Work instructions –
Give again, word for word, only the lines from the one containing "Output the text content of this document." through the final line.

Working data –

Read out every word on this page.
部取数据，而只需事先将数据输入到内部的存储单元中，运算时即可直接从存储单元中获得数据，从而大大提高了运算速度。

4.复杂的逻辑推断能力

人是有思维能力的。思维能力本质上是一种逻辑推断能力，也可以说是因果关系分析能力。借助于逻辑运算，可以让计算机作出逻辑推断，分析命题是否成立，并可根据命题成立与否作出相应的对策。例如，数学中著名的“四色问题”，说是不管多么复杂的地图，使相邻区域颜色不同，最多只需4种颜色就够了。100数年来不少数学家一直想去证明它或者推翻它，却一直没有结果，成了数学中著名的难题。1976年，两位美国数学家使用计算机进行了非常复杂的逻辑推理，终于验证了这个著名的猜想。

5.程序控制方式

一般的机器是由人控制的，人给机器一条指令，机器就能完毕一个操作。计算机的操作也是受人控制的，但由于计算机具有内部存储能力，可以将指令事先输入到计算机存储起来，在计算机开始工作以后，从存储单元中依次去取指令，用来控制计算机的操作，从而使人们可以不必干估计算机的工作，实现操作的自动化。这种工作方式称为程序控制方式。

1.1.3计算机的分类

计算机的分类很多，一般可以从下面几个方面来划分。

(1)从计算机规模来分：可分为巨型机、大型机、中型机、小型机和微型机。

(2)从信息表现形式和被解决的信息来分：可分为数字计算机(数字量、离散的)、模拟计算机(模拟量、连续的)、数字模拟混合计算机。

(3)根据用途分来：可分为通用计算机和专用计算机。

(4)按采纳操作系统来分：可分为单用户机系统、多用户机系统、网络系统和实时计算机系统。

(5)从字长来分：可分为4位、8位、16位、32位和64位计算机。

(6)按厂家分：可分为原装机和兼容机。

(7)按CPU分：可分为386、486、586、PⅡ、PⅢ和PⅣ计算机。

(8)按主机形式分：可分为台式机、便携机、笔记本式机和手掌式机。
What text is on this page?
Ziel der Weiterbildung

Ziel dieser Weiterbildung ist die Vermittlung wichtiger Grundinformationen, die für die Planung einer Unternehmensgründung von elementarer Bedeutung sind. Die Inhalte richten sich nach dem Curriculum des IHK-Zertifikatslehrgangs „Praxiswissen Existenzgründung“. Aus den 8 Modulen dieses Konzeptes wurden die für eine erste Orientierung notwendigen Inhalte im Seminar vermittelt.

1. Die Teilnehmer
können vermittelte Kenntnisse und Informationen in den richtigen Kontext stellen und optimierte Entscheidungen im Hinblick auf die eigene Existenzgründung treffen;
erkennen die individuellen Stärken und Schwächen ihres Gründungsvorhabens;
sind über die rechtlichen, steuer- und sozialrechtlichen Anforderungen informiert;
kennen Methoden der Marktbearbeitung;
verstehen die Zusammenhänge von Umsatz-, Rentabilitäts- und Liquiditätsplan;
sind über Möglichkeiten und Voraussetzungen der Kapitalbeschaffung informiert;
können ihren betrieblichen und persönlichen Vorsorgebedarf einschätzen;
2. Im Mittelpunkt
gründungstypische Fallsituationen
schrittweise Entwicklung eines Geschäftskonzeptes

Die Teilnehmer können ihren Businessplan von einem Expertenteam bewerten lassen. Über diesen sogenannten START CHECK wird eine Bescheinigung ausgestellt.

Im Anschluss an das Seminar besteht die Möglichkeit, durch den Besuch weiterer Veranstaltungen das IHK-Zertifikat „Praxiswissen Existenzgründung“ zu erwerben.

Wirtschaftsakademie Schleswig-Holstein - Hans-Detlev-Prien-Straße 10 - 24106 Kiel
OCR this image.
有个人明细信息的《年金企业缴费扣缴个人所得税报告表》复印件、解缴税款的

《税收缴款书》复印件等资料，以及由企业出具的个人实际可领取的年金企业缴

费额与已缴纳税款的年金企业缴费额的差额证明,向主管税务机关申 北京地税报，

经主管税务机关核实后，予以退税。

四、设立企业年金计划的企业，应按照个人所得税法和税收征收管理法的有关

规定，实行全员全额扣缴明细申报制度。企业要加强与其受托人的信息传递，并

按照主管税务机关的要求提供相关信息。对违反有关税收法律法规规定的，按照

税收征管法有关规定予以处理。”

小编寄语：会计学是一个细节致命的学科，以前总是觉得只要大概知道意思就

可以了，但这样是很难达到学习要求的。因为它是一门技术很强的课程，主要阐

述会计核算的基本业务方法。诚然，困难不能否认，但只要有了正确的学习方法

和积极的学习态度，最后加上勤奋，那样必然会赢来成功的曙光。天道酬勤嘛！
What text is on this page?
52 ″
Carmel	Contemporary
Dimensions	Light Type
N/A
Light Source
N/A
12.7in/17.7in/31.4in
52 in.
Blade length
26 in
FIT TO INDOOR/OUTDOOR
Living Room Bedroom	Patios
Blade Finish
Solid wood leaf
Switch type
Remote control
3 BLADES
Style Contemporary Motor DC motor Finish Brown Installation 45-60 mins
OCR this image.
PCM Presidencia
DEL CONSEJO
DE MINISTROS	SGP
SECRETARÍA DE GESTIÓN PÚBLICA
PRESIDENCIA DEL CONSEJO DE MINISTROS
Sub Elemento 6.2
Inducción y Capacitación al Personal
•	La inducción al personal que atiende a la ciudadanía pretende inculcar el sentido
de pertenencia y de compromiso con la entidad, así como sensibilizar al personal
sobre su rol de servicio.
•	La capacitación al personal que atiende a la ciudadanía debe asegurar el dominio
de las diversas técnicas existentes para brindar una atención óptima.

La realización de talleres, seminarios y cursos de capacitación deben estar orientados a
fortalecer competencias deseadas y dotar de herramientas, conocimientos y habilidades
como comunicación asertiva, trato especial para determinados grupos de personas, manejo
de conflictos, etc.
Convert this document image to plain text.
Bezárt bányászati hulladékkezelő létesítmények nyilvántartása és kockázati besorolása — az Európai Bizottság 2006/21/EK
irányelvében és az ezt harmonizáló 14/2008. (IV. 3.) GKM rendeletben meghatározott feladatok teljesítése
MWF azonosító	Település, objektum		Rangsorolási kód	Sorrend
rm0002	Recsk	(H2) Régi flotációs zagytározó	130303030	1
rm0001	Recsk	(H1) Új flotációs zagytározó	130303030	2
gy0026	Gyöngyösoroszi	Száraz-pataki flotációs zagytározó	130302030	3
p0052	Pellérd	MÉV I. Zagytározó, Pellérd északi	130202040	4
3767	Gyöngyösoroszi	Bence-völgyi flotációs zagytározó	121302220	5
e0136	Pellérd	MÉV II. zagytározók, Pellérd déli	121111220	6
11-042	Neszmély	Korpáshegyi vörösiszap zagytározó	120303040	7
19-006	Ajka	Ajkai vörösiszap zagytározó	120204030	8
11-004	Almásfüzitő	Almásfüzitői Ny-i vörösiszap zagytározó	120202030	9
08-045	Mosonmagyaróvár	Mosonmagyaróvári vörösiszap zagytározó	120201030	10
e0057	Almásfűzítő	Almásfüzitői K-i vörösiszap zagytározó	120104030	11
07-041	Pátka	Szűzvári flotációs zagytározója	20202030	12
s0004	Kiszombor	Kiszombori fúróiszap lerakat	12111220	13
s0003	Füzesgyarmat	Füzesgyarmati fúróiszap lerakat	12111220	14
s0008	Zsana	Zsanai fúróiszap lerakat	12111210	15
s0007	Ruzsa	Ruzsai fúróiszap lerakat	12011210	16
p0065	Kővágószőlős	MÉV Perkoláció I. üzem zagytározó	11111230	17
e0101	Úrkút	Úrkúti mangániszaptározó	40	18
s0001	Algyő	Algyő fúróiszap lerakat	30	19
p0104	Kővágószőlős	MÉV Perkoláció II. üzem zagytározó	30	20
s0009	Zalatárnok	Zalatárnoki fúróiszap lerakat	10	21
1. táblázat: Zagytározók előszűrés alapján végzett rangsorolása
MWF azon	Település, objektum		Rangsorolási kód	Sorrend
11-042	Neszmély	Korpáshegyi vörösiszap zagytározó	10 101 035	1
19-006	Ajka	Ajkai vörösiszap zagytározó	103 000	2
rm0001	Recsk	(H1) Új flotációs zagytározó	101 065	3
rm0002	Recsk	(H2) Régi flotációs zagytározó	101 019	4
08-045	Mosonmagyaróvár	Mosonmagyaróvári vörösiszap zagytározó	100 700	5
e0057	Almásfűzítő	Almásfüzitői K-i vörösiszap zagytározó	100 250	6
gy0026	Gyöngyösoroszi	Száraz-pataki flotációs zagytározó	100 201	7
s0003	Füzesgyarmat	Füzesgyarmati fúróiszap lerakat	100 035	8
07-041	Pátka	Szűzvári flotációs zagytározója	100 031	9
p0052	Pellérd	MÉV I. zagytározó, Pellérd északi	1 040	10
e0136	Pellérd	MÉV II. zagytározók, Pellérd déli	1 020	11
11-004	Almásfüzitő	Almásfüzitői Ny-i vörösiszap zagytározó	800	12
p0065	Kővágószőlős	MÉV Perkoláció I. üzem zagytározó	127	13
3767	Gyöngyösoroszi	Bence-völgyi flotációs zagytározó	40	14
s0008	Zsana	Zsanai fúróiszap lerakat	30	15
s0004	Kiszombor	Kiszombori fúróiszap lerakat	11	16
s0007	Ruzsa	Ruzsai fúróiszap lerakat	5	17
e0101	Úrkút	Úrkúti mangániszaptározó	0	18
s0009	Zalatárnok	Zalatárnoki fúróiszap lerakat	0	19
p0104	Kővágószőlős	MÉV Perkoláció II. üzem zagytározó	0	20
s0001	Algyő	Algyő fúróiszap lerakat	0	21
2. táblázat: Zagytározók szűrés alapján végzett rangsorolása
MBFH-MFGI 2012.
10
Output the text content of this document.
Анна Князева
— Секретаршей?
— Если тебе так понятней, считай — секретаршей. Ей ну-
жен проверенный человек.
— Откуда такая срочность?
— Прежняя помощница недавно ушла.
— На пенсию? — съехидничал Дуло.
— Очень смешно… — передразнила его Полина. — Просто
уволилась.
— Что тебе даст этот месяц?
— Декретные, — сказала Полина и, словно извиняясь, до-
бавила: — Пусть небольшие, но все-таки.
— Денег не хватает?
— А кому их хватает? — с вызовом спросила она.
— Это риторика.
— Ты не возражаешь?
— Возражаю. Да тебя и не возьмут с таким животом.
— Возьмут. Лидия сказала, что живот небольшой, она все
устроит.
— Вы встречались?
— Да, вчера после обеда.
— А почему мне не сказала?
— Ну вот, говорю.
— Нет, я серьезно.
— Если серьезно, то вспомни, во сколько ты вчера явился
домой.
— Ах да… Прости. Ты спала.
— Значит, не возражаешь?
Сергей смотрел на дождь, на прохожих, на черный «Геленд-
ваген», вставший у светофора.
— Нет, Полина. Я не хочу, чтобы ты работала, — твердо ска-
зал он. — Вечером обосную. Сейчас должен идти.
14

Full solution –
Output the text content of this document.
Анна Князева
— Секретаршей?
— Если тебе так понятней, считай — секретаршей. Ей ну-
жен проверенный человек.
— Откуда такая срочность?
— Прежняя помощница недавно ушла.
— На пенсию? — съехидничал Дуло.
— Очень смешно… — передразнила его Полина. — Просто
уволилась.
— Что тебе даст этот месяц?
— Декретные, — сказала Полина и, словно извиняясь, до-
бавила: — Пусть небольшие, но все-таки.
— Денег не хватает?
— А кому их хватает? — с вызовом спросила она.
— Это риторика.
— Ты не возражаешь?
— Возражаю. Да тебя и не возьмут с таким животом.
— Возьмут. Лидия сказала, что живот небольшой, она все
устроит.
— Вы встречались?
— Да, вчера после обеда.
— А почему мне не сказала?
— Ну вот, говорю.
— Нет, я серьезно.
— Если серьезно, то вспомни, во сколько ты вчера явился
домой.
— Ах да… Прости. Ты спала.
— Значит, не возражаешь?
Сергей смотрел на дождь, на прохожих, на черный «Геленд-
ваген», вставший у светофора.
— Нет, Полина. Я не хочу, чтобы ты работала, — твердо ска-
зал он. — Вечером обосную. Сейчас должен идти.
14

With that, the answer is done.